| Job |
Convert the records, starting with the first line and going on through the line with "sidebar-item-app-management[interactable]: 应用管理 <box>0", into a Markdown table with the columns Row and Line. Number each nonblank line in Row and put its text in Line.

(Region annotation records)
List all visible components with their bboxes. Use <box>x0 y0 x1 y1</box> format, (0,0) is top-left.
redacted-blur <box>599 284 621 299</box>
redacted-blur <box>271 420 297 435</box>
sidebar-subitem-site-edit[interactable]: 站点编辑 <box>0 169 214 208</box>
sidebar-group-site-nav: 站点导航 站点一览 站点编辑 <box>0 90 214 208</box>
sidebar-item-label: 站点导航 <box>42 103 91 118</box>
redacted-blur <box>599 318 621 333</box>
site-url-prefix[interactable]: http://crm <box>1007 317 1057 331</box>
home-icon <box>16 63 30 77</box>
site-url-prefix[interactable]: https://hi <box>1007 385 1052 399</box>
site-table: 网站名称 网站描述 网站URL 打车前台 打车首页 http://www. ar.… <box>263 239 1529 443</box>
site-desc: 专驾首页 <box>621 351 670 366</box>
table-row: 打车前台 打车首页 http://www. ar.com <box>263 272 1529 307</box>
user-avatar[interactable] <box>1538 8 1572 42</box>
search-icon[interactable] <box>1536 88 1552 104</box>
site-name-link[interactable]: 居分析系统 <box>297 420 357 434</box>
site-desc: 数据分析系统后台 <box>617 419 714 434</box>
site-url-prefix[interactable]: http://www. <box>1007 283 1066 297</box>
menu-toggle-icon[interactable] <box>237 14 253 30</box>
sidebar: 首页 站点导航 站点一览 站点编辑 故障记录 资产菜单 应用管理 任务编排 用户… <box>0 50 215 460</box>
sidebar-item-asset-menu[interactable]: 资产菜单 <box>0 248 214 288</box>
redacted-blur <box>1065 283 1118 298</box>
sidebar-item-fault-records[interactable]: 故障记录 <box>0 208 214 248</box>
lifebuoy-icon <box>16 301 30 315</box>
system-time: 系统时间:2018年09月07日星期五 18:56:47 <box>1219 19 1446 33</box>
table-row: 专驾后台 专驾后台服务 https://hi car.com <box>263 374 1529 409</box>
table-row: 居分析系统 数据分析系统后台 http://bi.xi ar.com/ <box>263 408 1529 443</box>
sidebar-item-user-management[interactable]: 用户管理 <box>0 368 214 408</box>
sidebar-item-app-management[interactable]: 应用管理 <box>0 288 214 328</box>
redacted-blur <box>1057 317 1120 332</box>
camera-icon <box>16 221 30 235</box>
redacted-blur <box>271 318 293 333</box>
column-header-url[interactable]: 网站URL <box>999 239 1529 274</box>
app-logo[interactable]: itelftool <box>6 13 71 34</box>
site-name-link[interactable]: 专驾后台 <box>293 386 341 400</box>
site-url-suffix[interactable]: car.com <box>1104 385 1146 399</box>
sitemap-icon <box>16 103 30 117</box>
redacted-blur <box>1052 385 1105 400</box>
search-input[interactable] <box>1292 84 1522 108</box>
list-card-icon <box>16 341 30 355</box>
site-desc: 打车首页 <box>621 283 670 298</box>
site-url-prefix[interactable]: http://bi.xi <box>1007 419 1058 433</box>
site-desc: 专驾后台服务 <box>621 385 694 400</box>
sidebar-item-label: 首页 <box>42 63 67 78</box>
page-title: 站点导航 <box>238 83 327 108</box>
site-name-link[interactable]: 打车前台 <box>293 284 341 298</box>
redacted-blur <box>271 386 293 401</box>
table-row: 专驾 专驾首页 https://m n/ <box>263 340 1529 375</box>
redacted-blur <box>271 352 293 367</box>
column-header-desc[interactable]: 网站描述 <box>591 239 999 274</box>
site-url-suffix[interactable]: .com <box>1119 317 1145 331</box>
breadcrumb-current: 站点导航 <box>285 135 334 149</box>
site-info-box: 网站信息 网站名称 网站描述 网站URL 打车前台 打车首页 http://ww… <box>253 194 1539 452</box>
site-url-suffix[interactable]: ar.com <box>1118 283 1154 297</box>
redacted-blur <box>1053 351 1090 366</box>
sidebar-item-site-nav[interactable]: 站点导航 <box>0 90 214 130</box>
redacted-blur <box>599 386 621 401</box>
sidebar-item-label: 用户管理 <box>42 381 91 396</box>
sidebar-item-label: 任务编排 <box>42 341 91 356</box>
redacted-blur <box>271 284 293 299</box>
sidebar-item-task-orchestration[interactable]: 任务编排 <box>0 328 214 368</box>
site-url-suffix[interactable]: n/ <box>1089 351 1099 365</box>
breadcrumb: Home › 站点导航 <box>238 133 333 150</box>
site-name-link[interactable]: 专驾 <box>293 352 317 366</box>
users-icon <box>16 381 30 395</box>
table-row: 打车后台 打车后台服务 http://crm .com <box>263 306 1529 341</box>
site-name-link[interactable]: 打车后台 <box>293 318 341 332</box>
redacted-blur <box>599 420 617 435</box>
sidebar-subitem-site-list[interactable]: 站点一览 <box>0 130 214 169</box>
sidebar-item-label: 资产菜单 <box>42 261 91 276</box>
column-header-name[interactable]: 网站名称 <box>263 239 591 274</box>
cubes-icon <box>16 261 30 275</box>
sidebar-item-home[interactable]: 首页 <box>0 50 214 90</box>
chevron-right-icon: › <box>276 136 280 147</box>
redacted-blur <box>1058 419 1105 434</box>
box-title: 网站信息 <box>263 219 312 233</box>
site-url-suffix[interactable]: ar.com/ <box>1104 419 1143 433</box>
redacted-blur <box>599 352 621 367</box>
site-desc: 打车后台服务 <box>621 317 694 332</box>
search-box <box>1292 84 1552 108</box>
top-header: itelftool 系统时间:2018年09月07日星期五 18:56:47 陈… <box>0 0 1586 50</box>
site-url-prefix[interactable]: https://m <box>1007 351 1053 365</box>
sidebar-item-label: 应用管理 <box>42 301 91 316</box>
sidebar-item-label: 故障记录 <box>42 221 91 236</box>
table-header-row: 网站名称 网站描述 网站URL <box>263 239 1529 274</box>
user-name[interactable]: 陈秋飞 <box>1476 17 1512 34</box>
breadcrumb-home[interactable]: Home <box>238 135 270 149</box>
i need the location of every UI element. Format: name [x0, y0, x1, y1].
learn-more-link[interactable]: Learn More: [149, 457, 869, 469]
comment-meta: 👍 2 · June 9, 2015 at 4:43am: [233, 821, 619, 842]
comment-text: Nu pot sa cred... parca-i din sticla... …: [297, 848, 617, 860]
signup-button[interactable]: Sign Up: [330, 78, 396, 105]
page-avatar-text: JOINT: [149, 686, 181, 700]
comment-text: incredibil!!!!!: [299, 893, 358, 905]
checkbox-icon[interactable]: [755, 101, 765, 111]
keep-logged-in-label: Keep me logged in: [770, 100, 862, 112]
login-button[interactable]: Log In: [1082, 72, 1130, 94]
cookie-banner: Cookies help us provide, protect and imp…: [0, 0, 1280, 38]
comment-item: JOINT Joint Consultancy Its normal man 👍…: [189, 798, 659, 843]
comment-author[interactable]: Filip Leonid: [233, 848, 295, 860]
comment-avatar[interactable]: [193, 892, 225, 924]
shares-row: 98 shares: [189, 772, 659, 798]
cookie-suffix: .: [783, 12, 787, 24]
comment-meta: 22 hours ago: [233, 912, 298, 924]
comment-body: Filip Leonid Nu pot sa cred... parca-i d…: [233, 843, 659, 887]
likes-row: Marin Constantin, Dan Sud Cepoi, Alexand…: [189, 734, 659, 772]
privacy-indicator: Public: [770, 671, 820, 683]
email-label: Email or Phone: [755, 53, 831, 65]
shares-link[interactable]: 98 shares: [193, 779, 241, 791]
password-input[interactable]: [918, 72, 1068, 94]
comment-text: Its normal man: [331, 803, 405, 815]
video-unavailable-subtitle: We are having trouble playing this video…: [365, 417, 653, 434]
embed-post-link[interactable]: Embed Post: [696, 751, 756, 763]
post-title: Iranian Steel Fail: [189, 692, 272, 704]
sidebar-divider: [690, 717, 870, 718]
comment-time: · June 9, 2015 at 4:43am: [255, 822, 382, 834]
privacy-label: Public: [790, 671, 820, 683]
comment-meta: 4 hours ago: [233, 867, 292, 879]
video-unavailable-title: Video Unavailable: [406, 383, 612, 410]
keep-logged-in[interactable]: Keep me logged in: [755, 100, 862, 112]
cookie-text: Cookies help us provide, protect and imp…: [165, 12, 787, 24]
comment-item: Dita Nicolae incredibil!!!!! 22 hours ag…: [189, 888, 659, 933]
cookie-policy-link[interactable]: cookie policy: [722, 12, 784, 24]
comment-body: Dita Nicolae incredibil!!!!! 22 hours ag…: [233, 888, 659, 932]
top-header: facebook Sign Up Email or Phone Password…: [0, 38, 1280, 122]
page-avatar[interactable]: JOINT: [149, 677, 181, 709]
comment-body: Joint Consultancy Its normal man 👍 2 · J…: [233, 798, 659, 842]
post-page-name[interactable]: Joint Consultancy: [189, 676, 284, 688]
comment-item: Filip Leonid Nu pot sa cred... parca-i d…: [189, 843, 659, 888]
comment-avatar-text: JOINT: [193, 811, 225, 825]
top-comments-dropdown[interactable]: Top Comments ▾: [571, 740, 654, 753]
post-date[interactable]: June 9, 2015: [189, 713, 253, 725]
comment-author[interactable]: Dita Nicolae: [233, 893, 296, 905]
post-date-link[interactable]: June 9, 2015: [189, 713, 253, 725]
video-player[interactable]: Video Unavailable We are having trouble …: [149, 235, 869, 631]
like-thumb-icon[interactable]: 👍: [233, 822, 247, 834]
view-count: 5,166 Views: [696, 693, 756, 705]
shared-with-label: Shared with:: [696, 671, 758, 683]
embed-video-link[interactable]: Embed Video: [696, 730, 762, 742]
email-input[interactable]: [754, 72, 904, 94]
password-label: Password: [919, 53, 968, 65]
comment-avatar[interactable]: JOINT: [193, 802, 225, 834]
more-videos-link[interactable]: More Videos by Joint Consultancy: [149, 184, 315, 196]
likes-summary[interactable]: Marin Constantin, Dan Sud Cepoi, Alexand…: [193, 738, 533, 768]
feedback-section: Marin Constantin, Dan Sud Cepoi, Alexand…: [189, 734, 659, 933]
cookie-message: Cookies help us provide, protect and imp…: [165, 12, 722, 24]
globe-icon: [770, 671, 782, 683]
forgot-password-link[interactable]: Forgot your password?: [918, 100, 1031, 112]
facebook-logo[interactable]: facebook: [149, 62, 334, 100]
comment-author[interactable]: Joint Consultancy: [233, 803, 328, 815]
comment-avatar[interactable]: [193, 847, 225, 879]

| Solution for this exercise |
| Row | Line |
|---|---|
| 1 | List all visible components with their bboxes. Use <box>x0 y0 x1 y1</box> format, (0,0) is top-left. |
| 2 | redacted-blur <box>599 284 621 299</box> |
| 3 | redacted-blur <box>271 420 297 435</box> |
| 4 | sidebar-subitem-site-edit[interactable]: 站点编辑 <box>0 169 214 208</box> |
| 5 | sidebar-group-site-nav: 站点导航 站点一览 站点编辑 <box>0 90 214 208</box> |
| 6 | sidebar-item-label: 站点导航 <box>42 103 91 118</box> |
| 7 | redacted-blur <box>599 318 621 333</box> |
| 8 | site-url-prefix[interactable]: http://crm <box>1007 317 1057 331</box> |
| 9 | home-icon <box>16 63 30 77</box> |
| 10 | site-url-prefix[interactable]: https://hi <box>1007 385 1052 399</box> |
| 11 | site-table: 网站名称 网站描述 网站URL 打车前台 打车首页 http://www. ar.… <box>263 239 1529 443</box> |
| 12 | site-desc: 专驾首页 <box>621 351 670 366</box> |
| 13 | table-row: 打车前台 打车首页 http://www. ar.com <box>263 272 1529 307</box> |
| 14 | user-avatar[interactable] <box>1538 8 1572 42</box> |
| 15 | search-icon[interactable] <box>1536 88 1552 104</box> |
| 16 | site-name-link[interactable]: 居分析系统 <box>297 420 357 434</box> |
| 17 | site-desc: 数据分析系统后台 <box>617 419 714 434</box> |
| 18 | site-url-prefix[interactable]: http://www. <box>1007 283 1066 297</box> |
| 19 | menu-toggle-icon[interactable] <box>237 14 253 30</box> |
| 20 | sidebar: 首页 站点导航 站点一览 站点编辑 故障记录 资产菜单 应用管理 任务编排 用户… <box>0 50 215 460</box> |
| 21 | sidebar-item-asset-menu[interactable]: 资产菜单 <box>0 248 214 288</box> |
| 22 | redacted-blur <box>1065 283 1118 298</box> |
| 23 | sidebar-item-fault-records[interactable]: 故障记录 <box>0 208 214 248</box> |
| 24 | lifebuoy-icon <box>16 301 30 315</box> |
| 25 | system-time: 系统时间:2018年09月07日星期五 18:56:47 <box>1219 19 1446 33</box> |
| 26 | table-row: 专驾后台 专驾后台服务 https://hi car.com <box>263 374 1529 409</box> |
| 27 | table-row: 居分析系统 数据分析系统后台 http://bi.xi ar.com/ <box>263 408 1529 443</box> |
| 28 | sidebar-item-user-management[interactable]: 用户管理 <box>0 368 214 408</box> |
| 29 | sidebar-item-app-management[interactable]: 应用管理 <box>0 288 214 328</box> |